Required work
Scan the data beneath this task and copy each line that includes "设备事故润滑液混入水产生的".

Listed entries
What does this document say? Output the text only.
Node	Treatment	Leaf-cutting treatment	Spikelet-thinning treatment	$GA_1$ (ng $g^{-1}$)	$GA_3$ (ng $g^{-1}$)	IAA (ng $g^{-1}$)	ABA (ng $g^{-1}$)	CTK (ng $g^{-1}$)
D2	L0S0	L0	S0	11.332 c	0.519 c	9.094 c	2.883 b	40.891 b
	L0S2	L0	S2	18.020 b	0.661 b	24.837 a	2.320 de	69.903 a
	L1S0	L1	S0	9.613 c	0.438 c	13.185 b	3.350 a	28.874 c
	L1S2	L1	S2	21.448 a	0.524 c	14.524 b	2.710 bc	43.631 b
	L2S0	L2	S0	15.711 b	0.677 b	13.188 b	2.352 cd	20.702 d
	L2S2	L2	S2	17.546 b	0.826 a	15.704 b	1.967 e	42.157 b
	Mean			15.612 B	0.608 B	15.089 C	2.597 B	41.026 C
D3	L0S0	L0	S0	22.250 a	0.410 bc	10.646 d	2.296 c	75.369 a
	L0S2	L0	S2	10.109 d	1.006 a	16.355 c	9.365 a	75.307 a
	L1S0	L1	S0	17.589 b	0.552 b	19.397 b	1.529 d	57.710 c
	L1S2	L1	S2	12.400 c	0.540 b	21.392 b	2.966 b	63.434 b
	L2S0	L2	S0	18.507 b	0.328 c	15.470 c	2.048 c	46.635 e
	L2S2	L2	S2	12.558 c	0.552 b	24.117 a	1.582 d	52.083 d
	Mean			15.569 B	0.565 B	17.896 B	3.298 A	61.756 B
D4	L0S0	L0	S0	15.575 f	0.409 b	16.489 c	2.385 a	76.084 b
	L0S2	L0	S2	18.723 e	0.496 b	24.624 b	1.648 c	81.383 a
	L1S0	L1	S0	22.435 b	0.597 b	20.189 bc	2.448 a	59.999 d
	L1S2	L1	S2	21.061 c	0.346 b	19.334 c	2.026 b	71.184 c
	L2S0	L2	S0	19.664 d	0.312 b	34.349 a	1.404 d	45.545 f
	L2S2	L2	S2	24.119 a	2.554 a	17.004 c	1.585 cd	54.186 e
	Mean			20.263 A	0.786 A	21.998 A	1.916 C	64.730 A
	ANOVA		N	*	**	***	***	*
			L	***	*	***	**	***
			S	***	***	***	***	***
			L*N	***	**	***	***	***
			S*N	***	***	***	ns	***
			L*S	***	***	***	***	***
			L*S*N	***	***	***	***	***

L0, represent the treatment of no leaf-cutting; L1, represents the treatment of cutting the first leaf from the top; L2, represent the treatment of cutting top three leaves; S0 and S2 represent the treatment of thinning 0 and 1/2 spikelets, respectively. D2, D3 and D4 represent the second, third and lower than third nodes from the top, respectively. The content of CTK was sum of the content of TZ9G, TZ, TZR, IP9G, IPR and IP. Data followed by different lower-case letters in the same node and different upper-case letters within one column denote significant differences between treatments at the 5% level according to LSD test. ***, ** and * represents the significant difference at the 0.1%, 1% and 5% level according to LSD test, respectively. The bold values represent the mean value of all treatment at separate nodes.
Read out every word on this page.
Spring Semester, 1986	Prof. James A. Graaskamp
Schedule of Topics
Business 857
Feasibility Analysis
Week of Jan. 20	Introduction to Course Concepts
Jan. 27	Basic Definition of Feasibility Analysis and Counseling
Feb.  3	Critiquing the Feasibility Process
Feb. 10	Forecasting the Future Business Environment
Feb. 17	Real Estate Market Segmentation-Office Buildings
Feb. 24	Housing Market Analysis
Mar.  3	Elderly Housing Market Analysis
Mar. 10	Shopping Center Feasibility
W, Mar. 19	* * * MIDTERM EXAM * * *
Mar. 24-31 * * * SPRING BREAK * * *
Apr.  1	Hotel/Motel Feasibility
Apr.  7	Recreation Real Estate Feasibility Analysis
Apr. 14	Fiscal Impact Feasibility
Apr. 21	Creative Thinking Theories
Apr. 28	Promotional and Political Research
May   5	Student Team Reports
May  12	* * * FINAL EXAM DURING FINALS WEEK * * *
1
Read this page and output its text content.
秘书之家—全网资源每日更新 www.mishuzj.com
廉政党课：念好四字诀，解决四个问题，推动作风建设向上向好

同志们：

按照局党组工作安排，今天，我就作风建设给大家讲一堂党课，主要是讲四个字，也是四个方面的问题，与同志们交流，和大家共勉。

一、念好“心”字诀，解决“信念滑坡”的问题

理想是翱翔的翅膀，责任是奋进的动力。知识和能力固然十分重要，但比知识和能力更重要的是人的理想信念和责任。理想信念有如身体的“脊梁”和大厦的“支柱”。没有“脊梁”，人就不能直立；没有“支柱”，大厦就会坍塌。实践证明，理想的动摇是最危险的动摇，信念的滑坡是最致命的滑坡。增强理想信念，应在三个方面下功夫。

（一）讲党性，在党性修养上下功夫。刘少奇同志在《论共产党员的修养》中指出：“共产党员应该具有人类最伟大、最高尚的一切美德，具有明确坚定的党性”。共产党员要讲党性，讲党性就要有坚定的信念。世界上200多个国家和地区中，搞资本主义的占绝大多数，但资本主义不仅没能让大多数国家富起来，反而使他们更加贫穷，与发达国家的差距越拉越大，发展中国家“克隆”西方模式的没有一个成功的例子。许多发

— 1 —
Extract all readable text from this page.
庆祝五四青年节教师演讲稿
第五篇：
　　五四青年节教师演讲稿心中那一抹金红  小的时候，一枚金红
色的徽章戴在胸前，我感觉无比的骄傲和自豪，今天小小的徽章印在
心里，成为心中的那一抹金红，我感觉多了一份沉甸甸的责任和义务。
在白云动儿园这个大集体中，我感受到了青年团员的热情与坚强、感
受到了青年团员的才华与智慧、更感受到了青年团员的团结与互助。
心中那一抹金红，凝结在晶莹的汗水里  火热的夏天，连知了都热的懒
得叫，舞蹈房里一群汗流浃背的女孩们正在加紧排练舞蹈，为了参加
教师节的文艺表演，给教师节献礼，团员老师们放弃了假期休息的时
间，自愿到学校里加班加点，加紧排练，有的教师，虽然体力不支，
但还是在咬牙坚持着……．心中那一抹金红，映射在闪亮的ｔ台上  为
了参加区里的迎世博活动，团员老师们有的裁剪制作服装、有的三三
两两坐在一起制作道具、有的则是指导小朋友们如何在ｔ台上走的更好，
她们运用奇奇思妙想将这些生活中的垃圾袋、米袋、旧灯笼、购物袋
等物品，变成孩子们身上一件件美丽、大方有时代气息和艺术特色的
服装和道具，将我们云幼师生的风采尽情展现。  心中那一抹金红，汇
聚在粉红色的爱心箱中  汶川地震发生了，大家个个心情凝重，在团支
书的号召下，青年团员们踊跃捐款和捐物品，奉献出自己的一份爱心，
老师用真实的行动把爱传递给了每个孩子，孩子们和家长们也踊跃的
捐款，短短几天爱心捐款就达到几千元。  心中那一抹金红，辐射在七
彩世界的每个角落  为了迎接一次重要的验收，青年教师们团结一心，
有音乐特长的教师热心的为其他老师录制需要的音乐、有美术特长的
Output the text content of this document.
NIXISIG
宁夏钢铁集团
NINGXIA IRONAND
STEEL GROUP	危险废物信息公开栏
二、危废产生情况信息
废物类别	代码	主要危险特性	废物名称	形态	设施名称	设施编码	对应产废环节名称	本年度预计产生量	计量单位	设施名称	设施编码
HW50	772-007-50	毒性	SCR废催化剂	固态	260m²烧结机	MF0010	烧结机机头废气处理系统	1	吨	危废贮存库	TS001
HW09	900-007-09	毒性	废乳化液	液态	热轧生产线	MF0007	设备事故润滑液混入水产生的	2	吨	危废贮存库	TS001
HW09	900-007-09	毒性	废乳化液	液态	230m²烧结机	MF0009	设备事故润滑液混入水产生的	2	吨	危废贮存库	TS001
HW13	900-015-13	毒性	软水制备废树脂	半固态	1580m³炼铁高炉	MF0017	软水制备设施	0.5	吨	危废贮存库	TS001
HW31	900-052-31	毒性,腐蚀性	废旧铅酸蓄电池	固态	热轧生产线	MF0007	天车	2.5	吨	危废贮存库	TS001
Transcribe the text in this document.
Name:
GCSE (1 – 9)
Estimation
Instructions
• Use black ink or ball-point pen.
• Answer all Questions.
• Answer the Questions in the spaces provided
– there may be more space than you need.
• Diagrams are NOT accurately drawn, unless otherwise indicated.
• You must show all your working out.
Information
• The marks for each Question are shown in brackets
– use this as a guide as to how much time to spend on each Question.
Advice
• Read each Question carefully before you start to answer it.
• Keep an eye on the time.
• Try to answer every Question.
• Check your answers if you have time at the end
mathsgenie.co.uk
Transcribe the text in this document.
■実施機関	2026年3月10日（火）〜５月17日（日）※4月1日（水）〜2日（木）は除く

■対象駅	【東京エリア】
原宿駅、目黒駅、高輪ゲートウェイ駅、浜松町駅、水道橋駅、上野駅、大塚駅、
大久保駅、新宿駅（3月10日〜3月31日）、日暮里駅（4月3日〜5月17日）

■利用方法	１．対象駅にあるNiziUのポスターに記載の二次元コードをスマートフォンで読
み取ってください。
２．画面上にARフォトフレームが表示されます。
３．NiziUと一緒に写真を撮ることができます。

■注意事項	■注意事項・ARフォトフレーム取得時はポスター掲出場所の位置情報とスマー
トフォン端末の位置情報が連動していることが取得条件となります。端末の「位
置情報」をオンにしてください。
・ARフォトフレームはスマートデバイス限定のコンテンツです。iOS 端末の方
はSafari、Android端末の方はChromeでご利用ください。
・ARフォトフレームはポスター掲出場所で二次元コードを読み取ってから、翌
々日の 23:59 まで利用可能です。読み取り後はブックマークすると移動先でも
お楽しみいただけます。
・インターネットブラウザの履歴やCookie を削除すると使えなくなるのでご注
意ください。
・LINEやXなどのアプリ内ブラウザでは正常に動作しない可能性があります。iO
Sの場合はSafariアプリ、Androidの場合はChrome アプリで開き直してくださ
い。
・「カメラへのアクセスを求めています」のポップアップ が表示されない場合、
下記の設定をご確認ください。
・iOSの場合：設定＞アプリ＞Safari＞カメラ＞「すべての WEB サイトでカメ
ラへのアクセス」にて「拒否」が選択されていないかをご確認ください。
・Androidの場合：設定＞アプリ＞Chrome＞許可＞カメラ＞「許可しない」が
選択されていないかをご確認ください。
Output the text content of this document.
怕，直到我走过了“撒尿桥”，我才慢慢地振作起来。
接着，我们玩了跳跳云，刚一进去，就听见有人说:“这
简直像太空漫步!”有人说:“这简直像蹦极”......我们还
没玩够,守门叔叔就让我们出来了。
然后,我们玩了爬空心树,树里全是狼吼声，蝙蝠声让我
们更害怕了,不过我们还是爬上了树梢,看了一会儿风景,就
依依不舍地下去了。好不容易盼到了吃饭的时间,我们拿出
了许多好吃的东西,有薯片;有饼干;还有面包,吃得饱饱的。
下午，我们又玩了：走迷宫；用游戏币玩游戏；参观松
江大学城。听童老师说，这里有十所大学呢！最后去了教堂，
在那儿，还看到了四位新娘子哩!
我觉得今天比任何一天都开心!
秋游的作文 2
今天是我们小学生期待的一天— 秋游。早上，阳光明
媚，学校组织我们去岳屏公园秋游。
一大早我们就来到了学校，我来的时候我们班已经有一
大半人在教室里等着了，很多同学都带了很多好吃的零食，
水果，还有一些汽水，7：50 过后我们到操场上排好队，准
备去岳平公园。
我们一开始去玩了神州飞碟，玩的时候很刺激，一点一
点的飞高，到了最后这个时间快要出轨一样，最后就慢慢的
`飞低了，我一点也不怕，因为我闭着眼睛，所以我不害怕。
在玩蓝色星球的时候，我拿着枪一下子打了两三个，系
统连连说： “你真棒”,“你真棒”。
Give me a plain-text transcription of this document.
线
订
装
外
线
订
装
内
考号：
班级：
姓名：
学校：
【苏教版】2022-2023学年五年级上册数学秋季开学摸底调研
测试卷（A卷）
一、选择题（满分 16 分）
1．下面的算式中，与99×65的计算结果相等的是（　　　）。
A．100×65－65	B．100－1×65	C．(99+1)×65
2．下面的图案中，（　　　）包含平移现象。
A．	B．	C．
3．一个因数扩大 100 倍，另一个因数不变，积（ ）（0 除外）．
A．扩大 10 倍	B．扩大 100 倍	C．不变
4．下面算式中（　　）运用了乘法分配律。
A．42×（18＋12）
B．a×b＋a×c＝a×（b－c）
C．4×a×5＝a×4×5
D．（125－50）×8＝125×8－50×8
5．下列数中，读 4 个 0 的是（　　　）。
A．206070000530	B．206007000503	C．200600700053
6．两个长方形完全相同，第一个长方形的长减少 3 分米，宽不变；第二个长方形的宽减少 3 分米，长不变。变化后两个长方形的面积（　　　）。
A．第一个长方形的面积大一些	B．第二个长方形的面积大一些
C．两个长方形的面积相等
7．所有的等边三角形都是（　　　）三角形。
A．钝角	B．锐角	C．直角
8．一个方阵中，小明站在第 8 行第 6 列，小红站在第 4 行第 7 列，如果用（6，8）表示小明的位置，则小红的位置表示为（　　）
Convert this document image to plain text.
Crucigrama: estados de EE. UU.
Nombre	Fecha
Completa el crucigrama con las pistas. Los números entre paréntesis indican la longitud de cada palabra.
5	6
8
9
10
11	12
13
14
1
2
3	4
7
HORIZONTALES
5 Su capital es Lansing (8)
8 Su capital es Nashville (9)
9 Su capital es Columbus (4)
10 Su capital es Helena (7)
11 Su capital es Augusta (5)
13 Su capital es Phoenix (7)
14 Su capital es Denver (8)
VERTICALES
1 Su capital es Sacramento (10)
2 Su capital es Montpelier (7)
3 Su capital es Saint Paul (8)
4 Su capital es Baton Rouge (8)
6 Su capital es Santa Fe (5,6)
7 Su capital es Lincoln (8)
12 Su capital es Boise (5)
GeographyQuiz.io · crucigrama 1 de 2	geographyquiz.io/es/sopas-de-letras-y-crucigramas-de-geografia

Result for this exercise
HW09	900-007-09	毒性	废乳化液	液态	热轧生产线	MF0007	设备事故润滑液混入水产生的	2	吨	危废贮存库	TS001
HW09	900-007-09	毒性	废乳化液	液态	230m²烧结机	MF0009	设备事故润滑液混入水产生的	2	吨	危废贮存库	TS001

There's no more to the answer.